▶ **Required task**
Transcribe all of the material exactly, except for its pictures.

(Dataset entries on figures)
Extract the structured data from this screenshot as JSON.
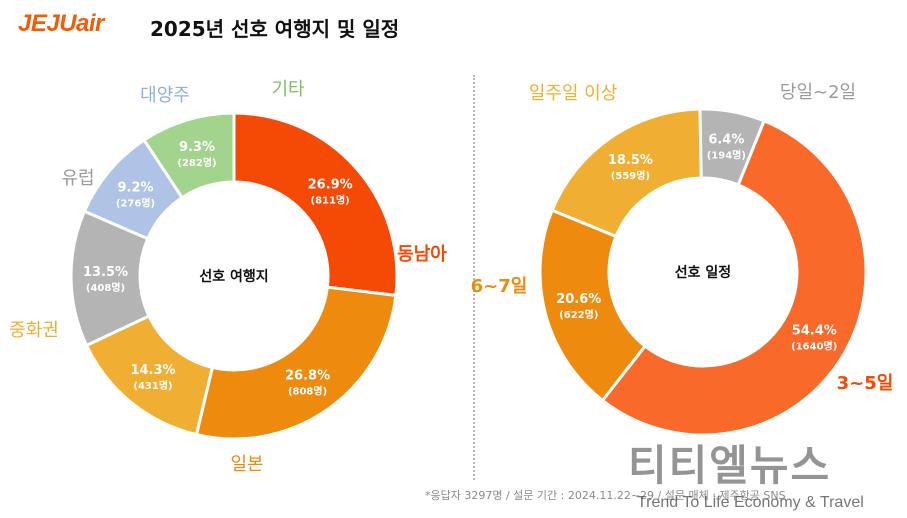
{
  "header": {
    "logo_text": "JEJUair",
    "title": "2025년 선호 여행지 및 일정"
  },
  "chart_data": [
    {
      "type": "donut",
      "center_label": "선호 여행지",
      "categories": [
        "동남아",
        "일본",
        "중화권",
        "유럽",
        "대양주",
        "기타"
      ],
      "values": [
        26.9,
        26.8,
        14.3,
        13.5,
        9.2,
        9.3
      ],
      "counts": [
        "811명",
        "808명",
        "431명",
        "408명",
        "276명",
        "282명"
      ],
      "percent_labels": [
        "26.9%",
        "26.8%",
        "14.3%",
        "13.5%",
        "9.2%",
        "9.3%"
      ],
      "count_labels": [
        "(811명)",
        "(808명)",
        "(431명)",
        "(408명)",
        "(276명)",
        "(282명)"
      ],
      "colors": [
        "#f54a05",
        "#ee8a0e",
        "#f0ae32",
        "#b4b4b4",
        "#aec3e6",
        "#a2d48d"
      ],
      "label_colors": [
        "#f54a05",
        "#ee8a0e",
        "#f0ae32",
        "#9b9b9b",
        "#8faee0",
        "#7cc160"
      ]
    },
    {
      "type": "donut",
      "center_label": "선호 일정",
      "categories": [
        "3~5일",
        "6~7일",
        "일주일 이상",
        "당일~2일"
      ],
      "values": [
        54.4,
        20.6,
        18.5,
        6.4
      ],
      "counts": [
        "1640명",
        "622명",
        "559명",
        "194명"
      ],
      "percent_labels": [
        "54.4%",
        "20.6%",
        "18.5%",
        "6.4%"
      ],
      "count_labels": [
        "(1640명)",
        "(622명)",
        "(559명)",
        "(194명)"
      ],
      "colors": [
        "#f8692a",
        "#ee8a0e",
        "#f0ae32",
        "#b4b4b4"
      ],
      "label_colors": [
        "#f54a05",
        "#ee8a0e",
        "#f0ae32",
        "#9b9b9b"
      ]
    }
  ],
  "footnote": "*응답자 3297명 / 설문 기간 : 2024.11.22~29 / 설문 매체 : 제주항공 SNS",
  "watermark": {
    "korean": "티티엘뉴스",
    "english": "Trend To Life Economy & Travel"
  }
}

▶ **Task solution**
Extract the structured data from this screenshot as JSON.
{
  "header": {
    "logo_text": "JEJUair",
    "title": "2025년 선호 여행지 및 일정"
  },
  "chart_data": [
    {
      "type": "donut",
      "center_label": "선호 여행지",
      "categories": [
        "동남아",
        "일본",
        "중화권",
        "유럽",
        "대양주",
        "기타"
      ],
      "values": [
        26.9,
        26.8,
        14.3,
        13.5,
        9.2,
        9.3
      ],
      "counts": [
        "811명",
        "808명",
        "431명",
        "408명",
        "276명",
        "282명"
      ],
      "percent_labels": [
        "26.9%",
        "26.8%",
        "14.3%",
        "13.5%",
        "9.2%",
        "9.3%"
      ],
      "count_labels": [
        "(811명)",
        "(808명)",
        "(431명)",
        "(408명)",
        "(276명)",
        "(282명)"
      ],
      "colors": [
        "#f54a05",
        "#ee8a0e",
        "#f0ae32",
        "#b4b4b4",
        "#aec3e6",
        "#a2d48d"
      ],
      "label_colors": [
        "#f54a05",
        "#ee8a0e",
        "#f0ae32",
        "#9b9b9b",
        "#8faee0",
        "#7cc160"
      ]
    },
    {
      "type": "donut",
      "center_label": "선호 일정",
      "categories": [
        "3~5일",
        "6~7일",
        "일주일 이상",
        "당일~2일"
      ],
      "values": [
        54.4,
        20.6,
        18.5,
        6.4
      ],
      "counts": [
        "1640명",
        "622명",
        "559명",
        "194명"
      ],
      "percent_labels": [
        "54.4%",
        "20.6%",
        "18.5%",
        "6.4%"
      ],
      "count_labels": [
        "(1640명)",
        "(622명)",
        "(559명)",
        "(194명)"
      ],
      "colors": [
        "#f8692a",
        "#ee8a0e",
        "#f0ae32",
        "#b4b4b4"
      ],
      "label_colors": [
        "#f54a05",
        "#ee8a0e",
        "#f0ae32",
        "#9b9b9b"
      ]
    }
  ],
  "footnote": "*응답자 3297명 / 설문 기간 : 2024.11.22~29 / 설문 매체 : 제주항공 SNS",
  "watermark": {
    "korean": "티티엘뉴스",
    "english": "Trend To Life Economy & Travel"
  }
}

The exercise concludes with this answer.